Repeat verbatim each line from the line with "Type out the text in this image." to the end of the entries. Pictures do not belong in the copy.

=-=-=-=-=

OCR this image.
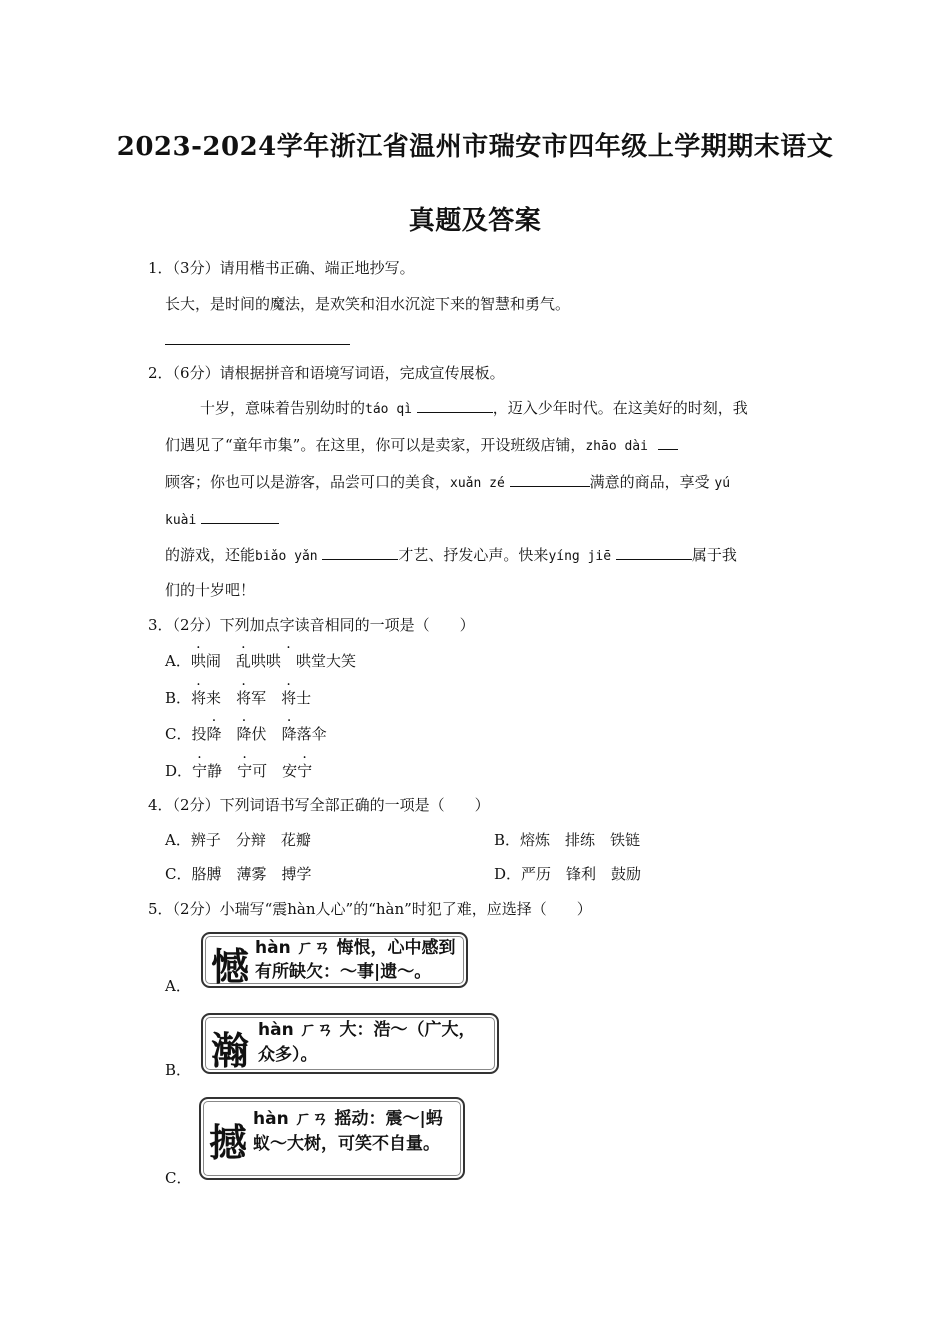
2023-2024学年浙江省温州市瑞安市四年级上学期期末语文
真题及答案
1．（3分）请用楷书正确、端正地抄写。
长大，是时间的魔法，是欢笑和泪水沉淀下来的智慧和勇气。
2．（6分）请根据拼音和语境写词语，完成宣传展板。
十岁，意味着告别幼时的táo qì	，迈入少年时代。在这美好的时刻，我
们遇见了“童年市集”。在这里，你可以是卖家，开设班级店铺，zhāo dài
顾客；你也可以是游客，品尝可口的美食，xuǎn zé	满意的商品，享受 yú
kuài
的游戏，还能biǎo yǎn	才艺、抒发心声。快来yíng jiē	属于我
们的十岁吧！
3．（2分）下列加点字读音相同的一项是（　　）
A．哄闹　 乱哄哄· 　 哄堂大笑
B．将来　 将军　 将士
C．投降　 降伏　 降落伞
D．宁静　 宁可　 安宁
4．（2分）下列词语书写全部正确的一项是（　　）
A．辨子　分辩　花瓣	B．熔炼　排练　铁链
C．胳膊　薄雾　搏学	D．严历　锋利　鼓励
5．（2分）小瑞写“震hàn人心”的“hàn”时犯了难，应选择（　　）
A． 憾 hàn ㄏㄢ 悔恨，心中感到
有所缺欠：～事|遗～。
B． 瀚 hàn ㄏㄢ 大：浩～（广大，
众多）。
C．
撼
hàn ㄏㄢ 摇动：震～|蚂
蚁～大树，可笑不自量。
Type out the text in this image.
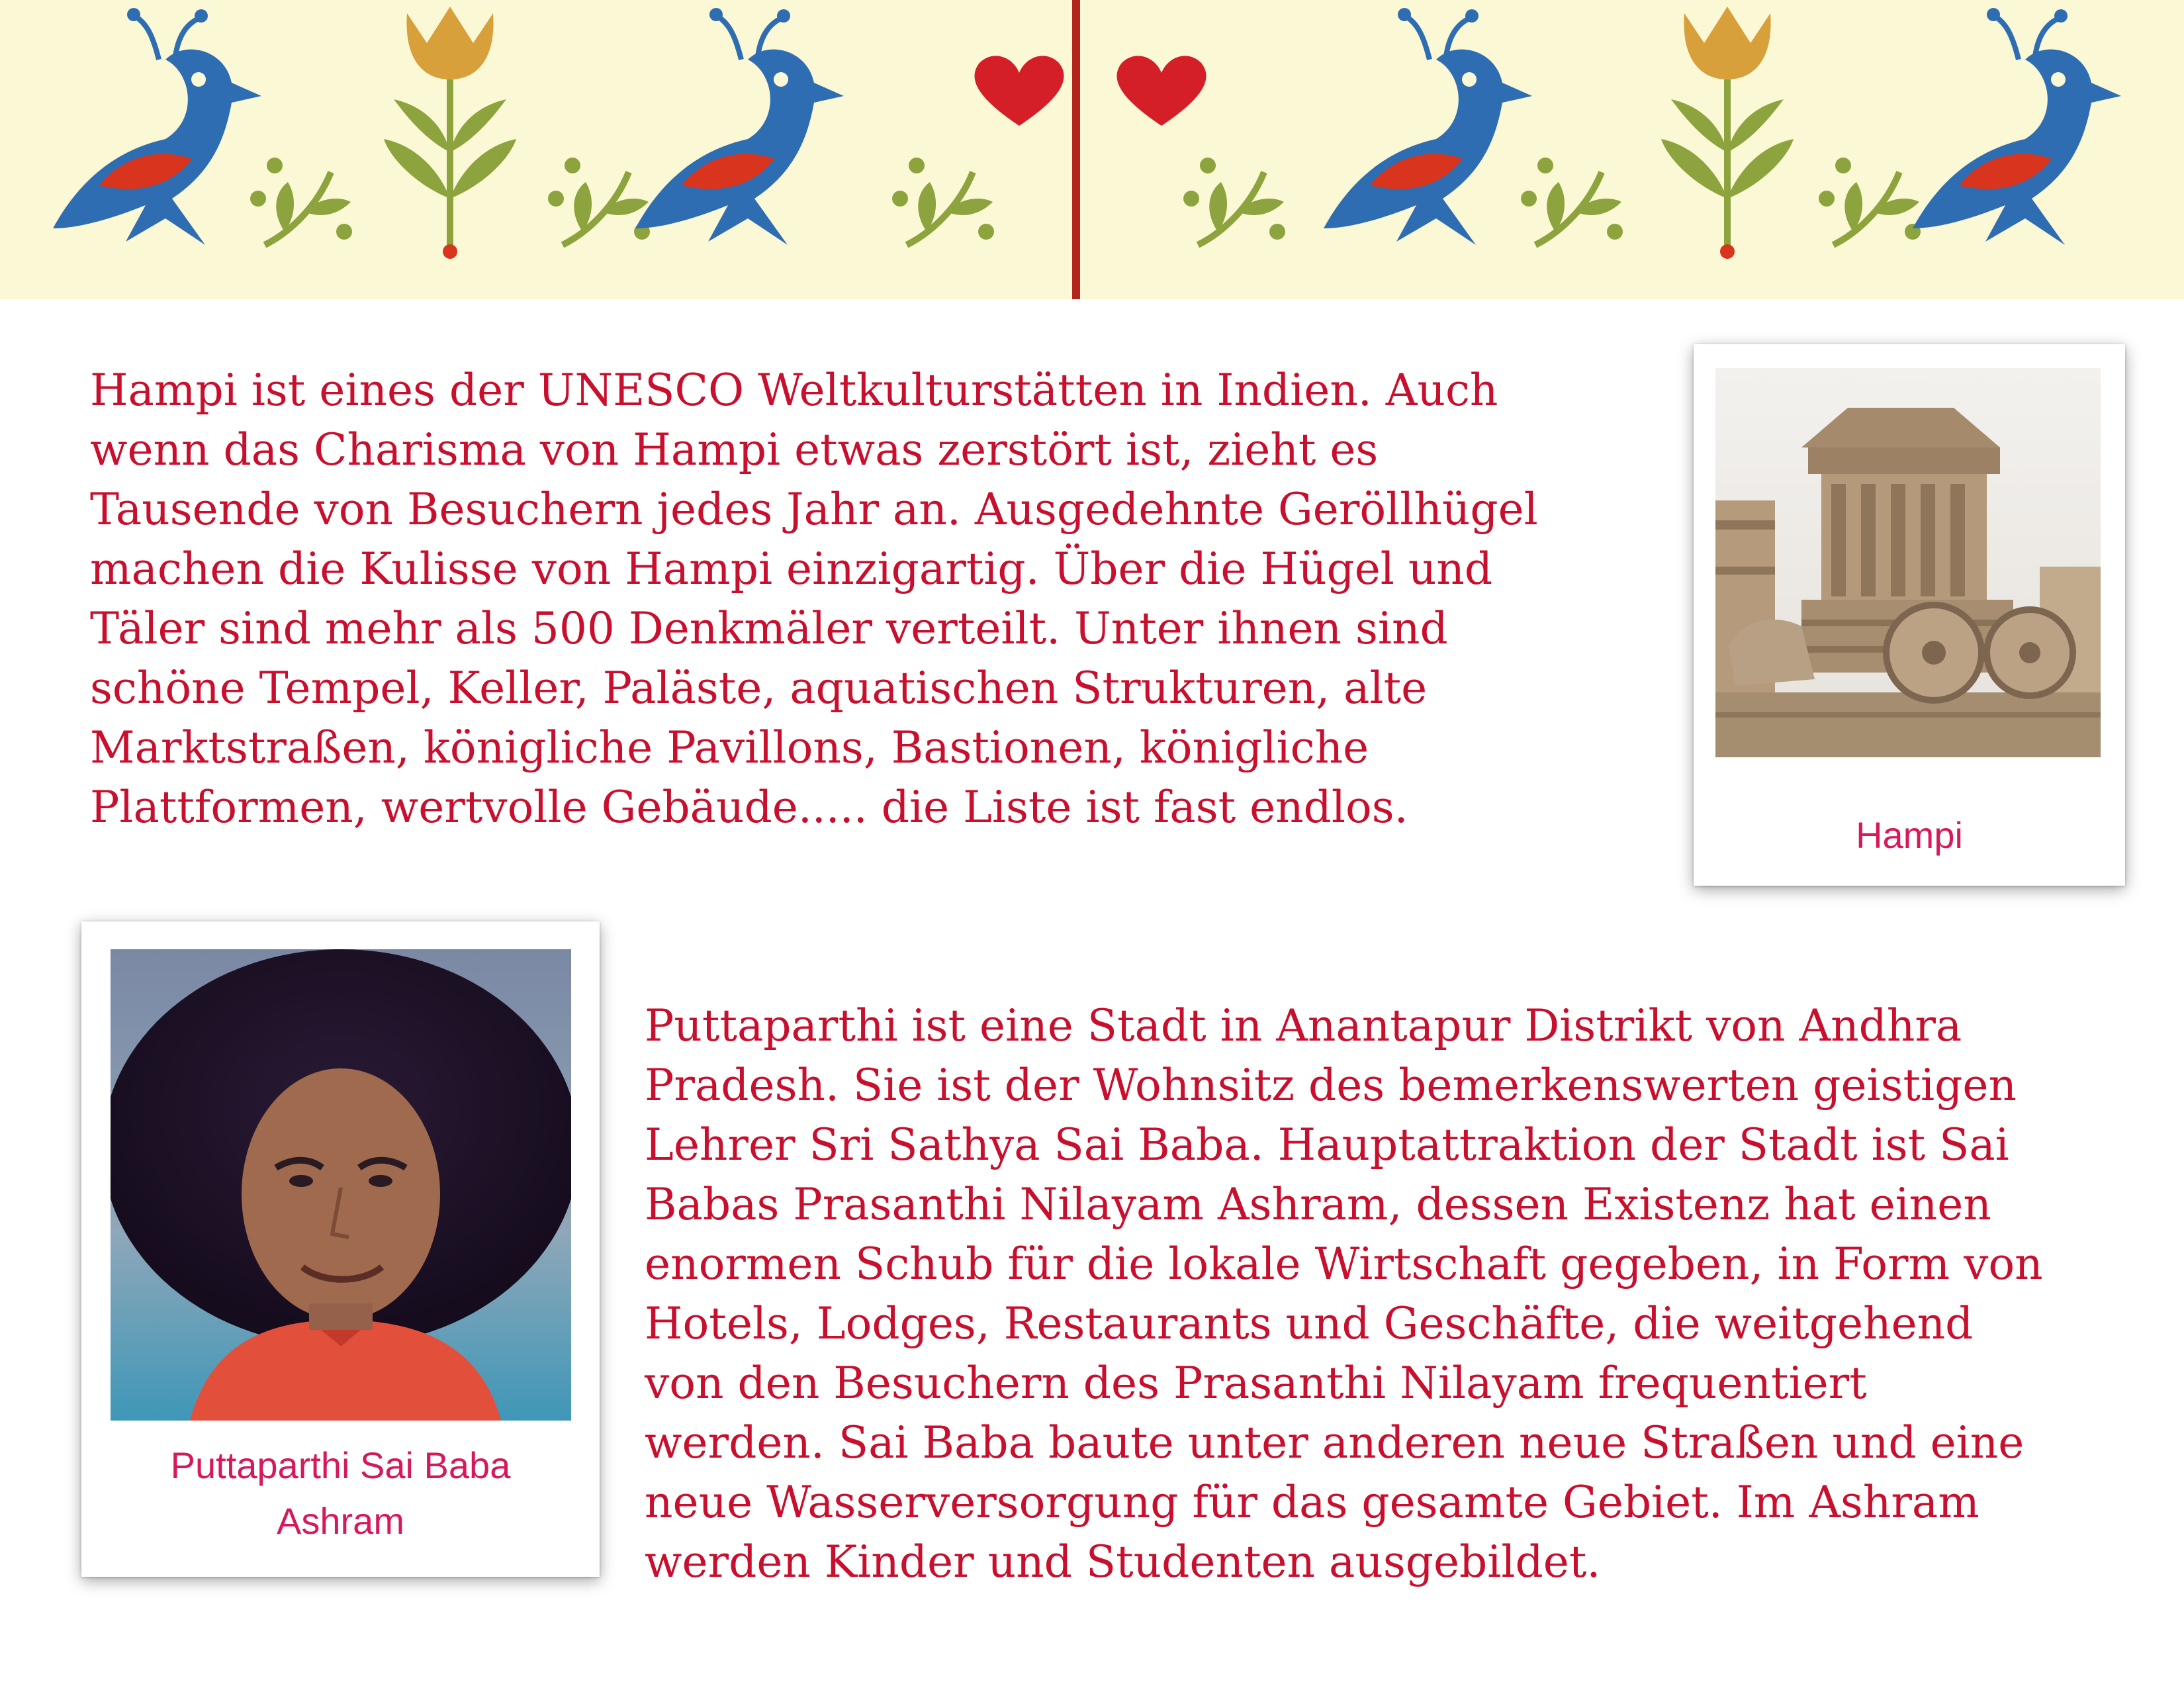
Hampi ist eines der UNESCO Weltkulturstätten in Indien. Auch
wenn das Charisma von Hampi etwas zerstört ist, zieht es
Tausende von Besuchern jedes Jahr an. Ausgedehnte Geröllhügel
machen die Kulisse von Hampi einzigartig. Über die Hügel und
Täler sind mehr als 500 Denkmäler verteilt. Unter ihnen sind
schöne Tempel, Keller, Paläste, aquatischen Strukturen, alte
Marktstraßen, königliche Pavillons, Bastionen, königliche
Plattformen, wertvolle Gebäude..... die Liste ist fast endlos.

Hampi

Puttaparthi Sai Baba
Ashram

Puttaparthi ist eine Stadt in Anantapur Distrikt von Andhra
Pradesh. Sie ist der Wohnsitz des bemerkenswerten geistigen
Lehrer Sri Sathya Sai Baba. Hauptattraktion der Stadt ist Sai
Babas Prasanthi Nilayam Ashram, dessen Existenz hat einen
enormen Schub für die lokale Wirtschaft gegeben, in Form von
Hotels, Lodges, Restaurants und Geschäfte, die weitgehend
von den Besuchern des Prasanthi Nilayam frequentiert
werden. Sai Baba baute unter anderen neue Straßen und eine
neue Wasserversorgung für das gesamte Gebiet. Im Ashram
werden Kinder und Studenten ausgebildet.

=-=-=-=-=

### Exercise solution
Type out the text in this image.
Hampi ist eines der UNESCO Weltkulturstätten in Indien. Auch
wenn das Charisma von Hampi etwas zerstört ist, zieht es
Tausende von Besuchern jedes Jahr an. Ausgedehnte Geröllhügel
machen die Kulisse von Hampi einzigartig. Über die Hügel und
Täler sind mehr als 500 Denkmäler verteilt. Unter ihnen sind
schöne Tempel, Keller, Paläste, aquatischen Strukturen, alte
Marktstraßen, königliche Pavillons, Bastionen, königliche
Plattformen, wertvolle Gebäude..... die Liste ist fast endlos.

Hampi

Puttaparthi Sai Baba
Ashram

Puttaparthi ist eine Stadt in Anantapur Distrikt von Andhra
Pradesh. Sie ist der Wohnsitz des bemerkenswerten geistigen
Lehrer Sri Sathya Sai Baba. Hauptattraktion der Stadt ist Sai
Babas Prasanthi Nilayam Ashram, dessen Existenz hat einen
enormen Schub für die lokale Wirtschaft gegeben, in Form von
Hotels, Lodges, Restaurants und Geschäfte, die weitgehend
von den Besuchern des Prasanthi Nilayam frequentiert
werden. Sai Baba baute unter anderen neue Straßen und eine
neue Wasserversorgung für das gesamte Gebiet. Im Ashram
werden Kinder und Studenten ausgebildet.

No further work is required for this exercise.